To be done =
Collect each line holding the string "name".

[Entries with figure data]
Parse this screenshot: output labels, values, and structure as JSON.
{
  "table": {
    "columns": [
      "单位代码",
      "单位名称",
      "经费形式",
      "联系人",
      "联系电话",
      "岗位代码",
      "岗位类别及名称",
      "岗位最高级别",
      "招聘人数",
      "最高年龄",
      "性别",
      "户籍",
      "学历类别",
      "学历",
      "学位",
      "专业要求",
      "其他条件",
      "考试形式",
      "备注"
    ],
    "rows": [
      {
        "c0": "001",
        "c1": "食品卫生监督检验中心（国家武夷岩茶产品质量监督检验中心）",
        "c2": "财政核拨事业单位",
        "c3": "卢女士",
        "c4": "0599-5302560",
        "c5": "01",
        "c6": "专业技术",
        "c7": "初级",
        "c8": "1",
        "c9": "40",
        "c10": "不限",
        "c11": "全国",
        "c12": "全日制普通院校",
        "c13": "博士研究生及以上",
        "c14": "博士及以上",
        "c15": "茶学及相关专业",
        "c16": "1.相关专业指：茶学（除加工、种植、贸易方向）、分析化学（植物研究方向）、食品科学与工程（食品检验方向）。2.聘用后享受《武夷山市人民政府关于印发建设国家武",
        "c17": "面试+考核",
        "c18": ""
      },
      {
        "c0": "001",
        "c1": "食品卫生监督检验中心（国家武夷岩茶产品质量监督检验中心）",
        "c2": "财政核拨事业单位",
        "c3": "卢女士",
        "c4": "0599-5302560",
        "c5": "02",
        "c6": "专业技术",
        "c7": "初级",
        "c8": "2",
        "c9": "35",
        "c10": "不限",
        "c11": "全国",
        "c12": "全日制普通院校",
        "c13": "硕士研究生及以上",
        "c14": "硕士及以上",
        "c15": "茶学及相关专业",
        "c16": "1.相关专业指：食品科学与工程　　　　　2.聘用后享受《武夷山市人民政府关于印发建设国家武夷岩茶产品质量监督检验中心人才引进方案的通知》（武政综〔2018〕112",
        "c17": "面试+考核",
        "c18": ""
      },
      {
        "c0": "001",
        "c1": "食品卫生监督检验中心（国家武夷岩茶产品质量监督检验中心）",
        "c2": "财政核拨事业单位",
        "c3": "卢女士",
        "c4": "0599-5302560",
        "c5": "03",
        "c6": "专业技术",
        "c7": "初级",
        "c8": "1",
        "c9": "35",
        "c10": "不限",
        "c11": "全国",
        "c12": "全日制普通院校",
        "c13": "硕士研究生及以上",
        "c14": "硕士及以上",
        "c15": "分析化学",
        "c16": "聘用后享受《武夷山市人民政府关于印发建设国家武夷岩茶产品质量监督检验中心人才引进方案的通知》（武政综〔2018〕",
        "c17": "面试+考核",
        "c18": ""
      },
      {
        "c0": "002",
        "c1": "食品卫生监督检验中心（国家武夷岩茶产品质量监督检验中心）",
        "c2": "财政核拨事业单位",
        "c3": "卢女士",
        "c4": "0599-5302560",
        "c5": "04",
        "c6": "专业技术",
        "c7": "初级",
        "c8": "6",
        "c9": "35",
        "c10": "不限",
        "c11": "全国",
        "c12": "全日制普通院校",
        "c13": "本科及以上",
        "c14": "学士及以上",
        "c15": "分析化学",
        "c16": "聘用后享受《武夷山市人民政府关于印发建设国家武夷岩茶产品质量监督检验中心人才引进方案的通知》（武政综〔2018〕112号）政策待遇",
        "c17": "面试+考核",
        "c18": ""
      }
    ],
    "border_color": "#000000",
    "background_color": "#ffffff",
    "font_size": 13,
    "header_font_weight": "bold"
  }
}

--

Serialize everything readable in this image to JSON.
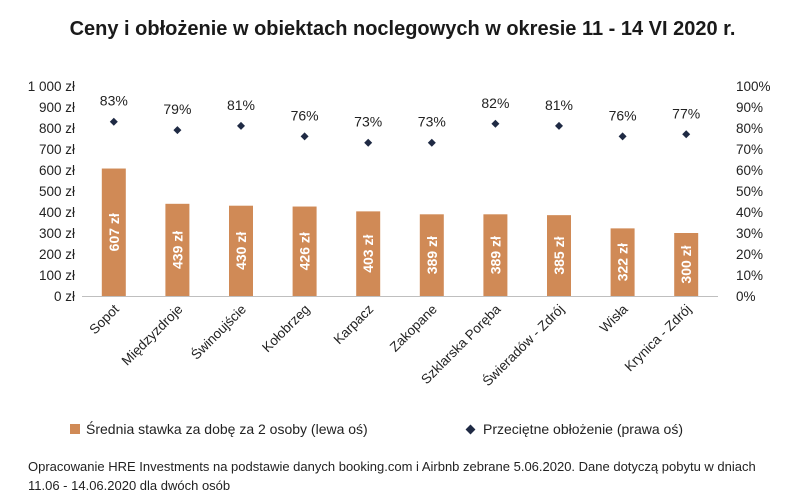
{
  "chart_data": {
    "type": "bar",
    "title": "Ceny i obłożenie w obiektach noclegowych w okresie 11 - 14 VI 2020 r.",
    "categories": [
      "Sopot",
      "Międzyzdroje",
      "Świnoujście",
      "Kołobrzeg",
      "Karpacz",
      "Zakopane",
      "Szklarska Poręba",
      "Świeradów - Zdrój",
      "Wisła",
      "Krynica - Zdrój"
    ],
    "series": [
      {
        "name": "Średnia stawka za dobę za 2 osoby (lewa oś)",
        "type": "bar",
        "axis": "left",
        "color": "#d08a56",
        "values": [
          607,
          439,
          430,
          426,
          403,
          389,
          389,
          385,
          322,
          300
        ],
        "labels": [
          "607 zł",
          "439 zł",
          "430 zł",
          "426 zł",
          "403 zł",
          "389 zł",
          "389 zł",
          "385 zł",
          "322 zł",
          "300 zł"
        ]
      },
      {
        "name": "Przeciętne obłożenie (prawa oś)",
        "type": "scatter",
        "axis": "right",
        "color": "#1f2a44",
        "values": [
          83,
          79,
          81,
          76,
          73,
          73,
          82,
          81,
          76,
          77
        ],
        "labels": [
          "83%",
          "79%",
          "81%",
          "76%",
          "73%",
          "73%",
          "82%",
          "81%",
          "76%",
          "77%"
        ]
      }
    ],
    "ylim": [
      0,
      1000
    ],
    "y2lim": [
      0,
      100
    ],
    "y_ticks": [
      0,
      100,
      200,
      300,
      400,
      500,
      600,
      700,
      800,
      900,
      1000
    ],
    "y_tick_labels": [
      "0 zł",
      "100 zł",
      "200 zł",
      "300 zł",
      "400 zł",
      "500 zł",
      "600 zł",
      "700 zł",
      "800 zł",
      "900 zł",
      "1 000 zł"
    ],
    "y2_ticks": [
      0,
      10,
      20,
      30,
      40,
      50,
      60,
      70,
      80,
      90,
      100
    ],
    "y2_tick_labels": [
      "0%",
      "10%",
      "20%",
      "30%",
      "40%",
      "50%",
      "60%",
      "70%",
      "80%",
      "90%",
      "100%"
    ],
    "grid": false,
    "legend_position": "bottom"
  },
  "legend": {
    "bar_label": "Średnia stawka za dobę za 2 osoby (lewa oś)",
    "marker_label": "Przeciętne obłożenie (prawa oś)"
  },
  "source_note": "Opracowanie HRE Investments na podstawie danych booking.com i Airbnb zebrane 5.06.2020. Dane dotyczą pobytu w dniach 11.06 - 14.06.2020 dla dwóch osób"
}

Reply =
        "name": "Średnia stawka za dobę za 2 osoby (lewa oś)",
        "name": "Przeciętne obłożenie (prawa oś)",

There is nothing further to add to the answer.